• **Task to complete**: Give every entry again, word for word.
===
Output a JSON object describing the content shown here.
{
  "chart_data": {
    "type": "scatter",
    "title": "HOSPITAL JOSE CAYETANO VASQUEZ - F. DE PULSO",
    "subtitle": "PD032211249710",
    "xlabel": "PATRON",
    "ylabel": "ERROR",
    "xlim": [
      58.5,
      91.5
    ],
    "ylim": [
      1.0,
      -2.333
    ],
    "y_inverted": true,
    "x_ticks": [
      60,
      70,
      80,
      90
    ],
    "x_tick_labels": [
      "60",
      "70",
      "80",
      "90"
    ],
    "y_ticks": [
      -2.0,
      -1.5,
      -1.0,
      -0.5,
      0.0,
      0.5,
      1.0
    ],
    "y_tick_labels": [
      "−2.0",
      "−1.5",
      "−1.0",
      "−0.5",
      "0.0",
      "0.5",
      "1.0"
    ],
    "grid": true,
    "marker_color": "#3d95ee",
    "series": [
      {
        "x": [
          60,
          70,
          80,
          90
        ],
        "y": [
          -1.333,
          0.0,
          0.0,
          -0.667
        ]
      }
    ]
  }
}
===
• **Task answer**:
Output a JSON object describing the content shown here.
{
  "chart_data": {
    "type": "scatter",
    "title": "HOSPITAL JOSE CAYETANO VASQUEZ - F. DE PULSO",
    "subtitle": "PD032211249710",
    "xlabel": "PATRON",
    "ylabel": "ERROR",
    "xlim": [
      58.5,
      91.5
    ],
    "ylim": [
      1.0,
      -2.333
    ],
    "y_inverted": true,
    "x_ticks": [
      60,
      70,
      80,
      90
    ],
    "x_tick_labels": [
      "60",
      "70",
      "80",
      "90"
    ],
    "y_ticks": [
      -2.0,
      -1.5,
      -1.0,
      -0.5,
      0.0,
      0.5,
      1.0
    ],
    "y_tick_labels": [
      "−2.0",
      "−1.5",
      "−1.0",
      "−0.5",
      "0.0",
      "0.5",
      "1.0"
    ],
    "grid": true,
    "marker_color": "#3d95ee",
    "series": [
      {
        "x": [
          60,
          70,
          80,
          90
        ],
        "y": [
          -1.333,
          0.0,
          0.0,
          -0.667
        ]
      }
    ]
  }
}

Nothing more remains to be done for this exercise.